** WRITTEN EXERCISE **
Pictures in the data below are not part of the copy; transcribe everything else exactly.

** DATA SUPPLIED **
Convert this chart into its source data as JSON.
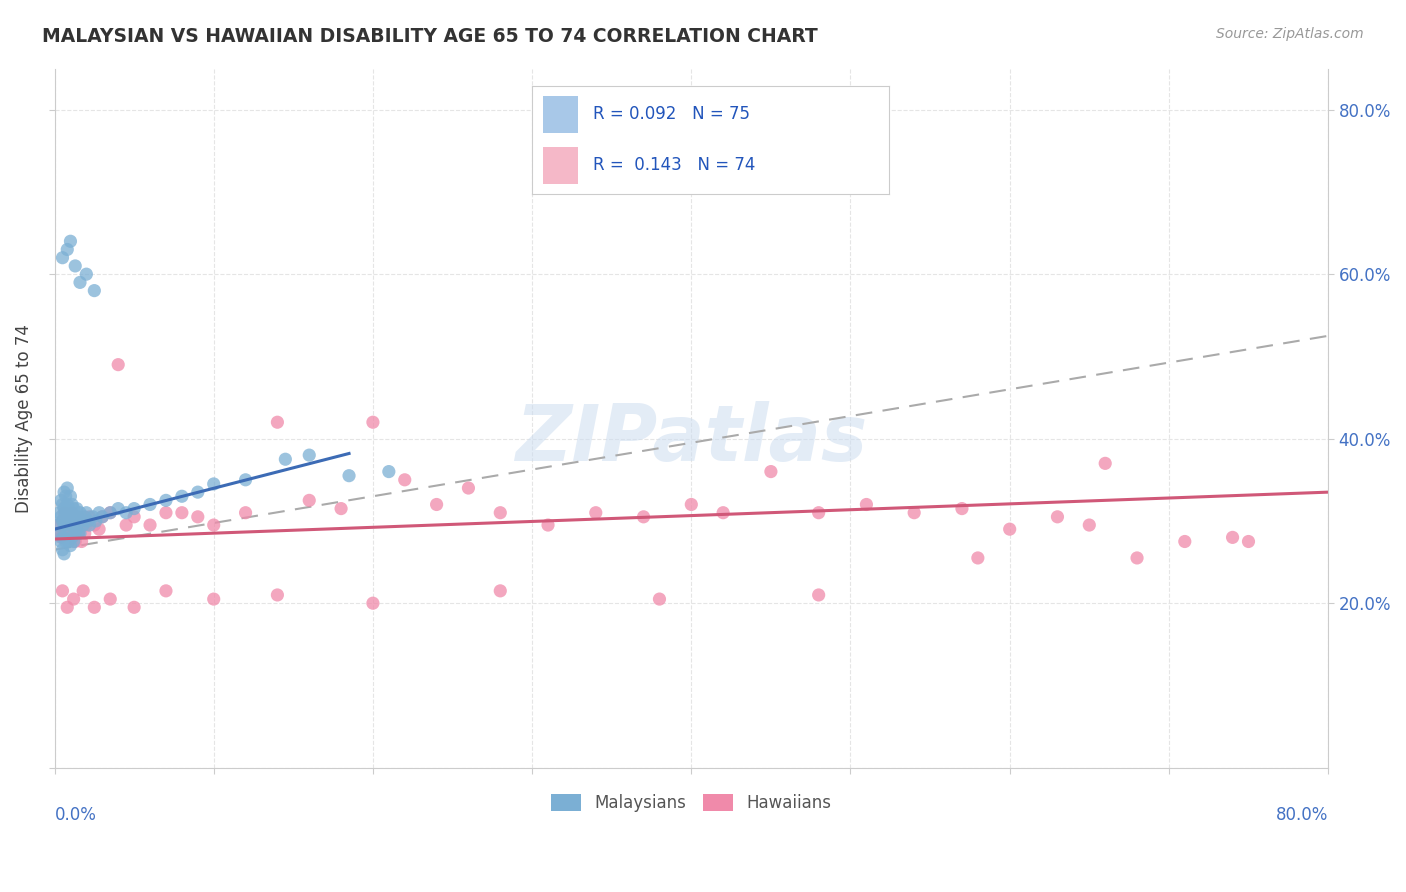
{
  "title": "MALAYSIAN VS HAWAIIAN DISABILITY AGE 65 TO 74 CORRELATION CHART",
  "source_text": "Source: ZipAtlas.com",
  "ylabel": "Disability Age 65 to 74",
  "xaxis_range": [
    0.0,
    0.8
  ],
  "yaxis_range": [
    0.0,
    0.85
  ],
  "malaysians_color": "#7bafd4",
  "hawaiians_color": "#f08aaa",
  "malaysian_trend_color": "#3c6bb5",
  "hawaiian_trend_color": "#d05878",
  "reference_line_color": "#aaaaaa",
  "watermark_color": "#ccddf0",
  "watermark_text": "ZIPatlas",
  "malaysians_label": "Malaysians",
  "hawaiians_label": "Hawaiians",
  "legend_r1": "R = 0.092   N = 75",
  "legend_r2": "R =  0.143   N = 74",
  "legend_color1": "#a8c8e8",
  "legend_color2": "#f5b8c8",
  "mal_x": [
    0.002,
    0.003,
    0.003,
    0.004,
    0.004,
    0.004,
    0.005,
    0.005,
    0.005,
    0.005,
    0.006,
    0.006,
    0.006,
    0.006,
    0.006,
    0.007,
    0.007,
    0.007,
    0.007,
    0.008,
    0.008,
    0.008,
    0.008,
    0.009,
    0.009,
    0.009,
    0.01,
    0.01,
    0.01,
    0.01,
    0.011,
    0.011,
    0.011,
    0.012,
    0.012,
    0.012,
    0.013,
    0.013,
    0.014,
    0.014,
    0.015,
    0.015,
    0.016,
    0.016,
    0.017,
    0.018,
    0.019,
    0.02,
    0.021,
    0.022,
    0.024,
    0.026,
    0.028,
    0.03,
    0.035,
    0.04,
    0.045,
    0.05,
    0.06,
    0.07,
    0.08,
    0.09,
    0.1,
    0.12,
    0.145,
    0.16,
    0.185,
    0.21,
    0.005,
    0.008,
    0.01,
    0.013,
    0.016,
    0.02,
    0.025
  ],
  "mal_y": [
    0.295,
    0.31,
    0.285,
    0.325,
    0.305,
    0.275,
    0.32,
    0.3,
    0.28,
    0.265,
    0.335,
    0.315,
    0.295,
    0.28,
    0.26,
    0.33,
    0.31,
    0.295,
    0.275,
    0.34,
    0.32,
    0.3,
    0.28,
    0.315,
    0.295,
    0.275,
    0.33,
    0.31,
    0.295,
    0.27,
    0.32,
    0.3,
    0.28,
    0.315,
    0.295,
    0.275,
    0.305,
    0.285,
    0.315,
    0.29,
    0.305,
    0.285,
    0.31,
    0.285,
    0.3,
    0.295,
    0.305,
    0.31,
    0.3,
    0.295,
    0.305,
    0.3,
    0.31,
    0.305,
    0.31,
    0.315,
    0.31,
    0.315,
    0.32,
    0.325,
    0.33,
    0.335,
    0.345,
    0.35,
    0.375,
    0.38,
    0.355,
    0.36,
    0.62,
    0.63,
    0.64,
    0.61,
    0.59,
    0.6,
    0.58
  ],
  "haw_x": [
    0.002,
    0.003,
    0.004,
    0.005,
    0.006,
    0.007,
    0.008,
    0.009,
    0.01,
    0.011,
    0.012,
    0.013,
    0.014,
    0.015,
    0.016,
    0.017,
    0.018,
    0.019,
    0.02,
    0.022,
    0.025,
    0.028,
    0.03,
    0.035,
    0.04,
    0.045,
    0.05,
    0.06,
    0.07,
    0.08,
    0.09,
    0.1,
    0.12,
    0.14,
    0.16,
    0.18,
    0.2,
    0.22,
    0.24,
    0.26,
    0.28,
    0.31,
    0.34,
    0.37,
    0.4,
    0.42,
    0.45,
    0.48,
    0.51,
    0.54,
    0.57,
    0.6,
    0.63,
    0.65,
    0.68,
    0.71,
    0.74,
    0.005,
    0.008,
    0.012,
    0.018,
    0.025,
    0.035,
    0.05,
    0.07,
    0.1,
    0.14,
    0.2,
    0.28,
    0.38,
    0.48,
    0.58,
    0.66,
    0.75
  ],
  "haw_y": [
    0.285,
    0.295,
    0.28,
    0.3,
    0.31,
    0.285,
    0.295,
    0.305,
    0.285,
    0.31,
    0.295,
    0.275,
    0.305,
    0.285,
    0.295,
    0.275,
    0.305,
    0.285,
    0.295,
    0.305,
    0.295,
    0.29,
    0.305,
    0.31,
    0.49,
    0.295,
    0.305,
    0.295,
    0.31,
    0.31,
    0.305,
    0.295,
    0.31,
    0.42,
    0.325,
    0.315,
    0.42,
    0.35,
    0.32,
    0.34,
    0.31,
    0.295,
    0.31,
    0.305,
    0.32,
    0.31,
    0.36,
    0.31,
    0.32,
    0.31,
    0.315,
    0.29,
    0.305,
    0.295,
    0.255,
    0.275,
    0.28,
    0.215,
    0.195,
    0.205,
    0.215,
    0.195,
    0.205,
    0.195,
    0.215,
    0.205,
    0.21,
    0.2,
    0.215,
    0.205,
    0.21,
    0.255,
    0.37,
    0.275
  ]
}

** OUTPUT BELOW **
Convert this chart into its source data as JSON.
{
  "title": "MALAYSIAN VS HAWAIIAN DISABILITY AGE 65 TO 74 CORRELATION CHART",
  "source_text": "Source: ZipAtlas.com",
  "ylabel": "Disability Age 65 to 74",
  "xaxis_range": [
    0.0,
    0.8
  ],
  "yaxis_range": [
    0.0,
    0.85
  ],
  "malaysians_color": "#7bafd4",
  "hawaiians_color": "#f08aaa",
  "malaysian_trend_color": "#3c6bb5",
  "hawaiian_trend_color": "#d05878",
  "reference_line_color": "#aaaaaa",
  "watermark_color": "#ccddf0",
  "watermark_text": "ZIPatlas",
  "malaysians_label": "Malaysians",
  "hawaiians_label": "Hawaiians",
  "legend_r1": "R = 0.092   N = 75",
  "legend_r2": "R =  0.143   N = 74",
  "legend_color1": "#a8c8e8",
  "legend_color2": "#f5b8c8",
  "mal_x": [
    0.002,
    0.003,
    0.003,
    0.004,
    0.004,
    0.004,
    0.005,
    0.005,
    0.005,
    0.005,
    0.006,
    0.006,
    0.006,
    0.006,
    0.006,
    0.007,
    0.007,
    0.007,
    0.007,
    0.008,
    0.008,
    0.008,
    0.008,
    0.009,
    0.009,
    0.009,
    0.01,
    0.01,
    0.01,
    0.01,
    0.011,
    0.011,
    0.011,
    0.012,
    0.012,
    0.012,
    0.013,
    0.013,
    0.014,
    0.014,
    0.015,
    0.015,
    0.016,
    0.016,
    0.017,
    0.018,
    0.019,
    0.02,
    0.021,
    0.022,
    0.024,
    0.026,
    0.028,
    0.03,
    0.035,
    0.04,
    0.045,
    0.05,
    0.06,
    0.07,
    0.08,
    0.09,
    0.1,
    0.12,
    0.145,
    0.16,
    0.185,
    0.21,
    0.005,
    0.008,
    0.01,
    0.013,
    0.016,
    0.02,
    0.025
  ],
  "mal_y": [
    0.295,
    0.31,
    0.285,
    0.325,
    0.305,
    0.275,
    0.32,
    0.3,
    0.28,
    0.265,
    0.335,
    0.315,
    0.295,
    0.28,
    0.26,
    0.33,
    0.31,
    0.295,
    0.275,
    0.34,
    0.32,
    0.3,
    0.28,
    0.315,
    0.295,
    0.275,
    0.33,
    0.31,
    0.295,
    0.27,
    0.32,
    0.3,
    0.28,
    0.315,
    0.295,
    0.275,
    0.305,
    0.285,
    0.315,
    0.29,
    0.305,
    0.285,
    0.31,
    0.285,
    0.3,
    0.295,
    0.305,
    0.31,
    0.3,
    0.295,
    0.305,
    0.3,
    0.31,
    0.305,
    0.31,
    0.315,
    0.31,
    0.315,
    0.32,
    0.325,
    0.33,
    0.335,
    0.345,
    0.35,
    0.375,
    0.38,
    0.355,
    0.36,
    0.62,
    0.63,
    0.64,
    0.61,
    0.59,
    0.6,
    0.58
  ],
  "haw_x": [
    0.002,
    0.003,
    0.004,
    0.005,
    0.006,
    0.007,
    0.008,
    0.009,
    0.01,
    0.011,
    0.012,
    0.013,
    0.014,
    0.015,
    0.016,
    0.017,
    0.018,
    0.019,
    0.02,
    0.022,
    0.025,
    0.028,
    0.03,
    0.035,
    0.04,
    0.045,
    0.05,
    0.06,
    0.07,
    0.08,
    0.09,
    0.1,
    0.12,
    0.14,
    0.16,
    0.18,
    0.2,
    0.22,
    0.24,
    0.26,
    0.28,
    0.31,
    0.34,
    0.37,
    0.4,
    0.42,
    0.45,
    0.48,
    0.51,
    0.54,
    0.57,
    0.6,
    0.63,
    0.65,
    0.68,
    0.71,
    0.74,
    0.005,
    0.008,
    0.012,
    0.018,
    0.025,
    0.035,
    0.05,
    0.07,
    0.1,
    0.14,
    0.2,
    0.28,
    0.38,
    0.48,
    0.58,
    0.66,
    0.75
  ],
  "haw_y": [
    0.285,
    0.295,
    0.28,
    0.3,
    0.31,
    0.285,
    0.295,
    0.305,
    0.285,
    0.31,
    0.295,
    0.275,
    0.305,
    0.285,
    0.295,
    0.275,
    0.305,
    0.285,
    0.295,
    0.305,
    0.295,
    0.29,
    0.305,
    0.31,
    0.49,
    0.295,
    0.305,
    0.295,
    0.31,
    0.31,
    0.305,
    0.295,
    0.31,
    0.42,
    0.325,
    0.315,
    0.42,
    0.35,
    0.32,
    0.34,
    0.31,
    0.295,
    0.31,
    0.305,
    0.32,
    0.31,
    0.36,
    0.31,
    0.32,
    0.31,
    0.315,
    0.29,
    0.305,
    0.295,
    0.255,
    0.275,
    0.28,
    0.215,
    0.195,
    0.205,
    0.215,
    0.195,
    0.205,
    0.195,
    0.215,
    0.205,
    0.21,
    0.2,
    0.215,
    0.205,
    0.21,
    0.255,
    0.37,
    0.275
  ]
}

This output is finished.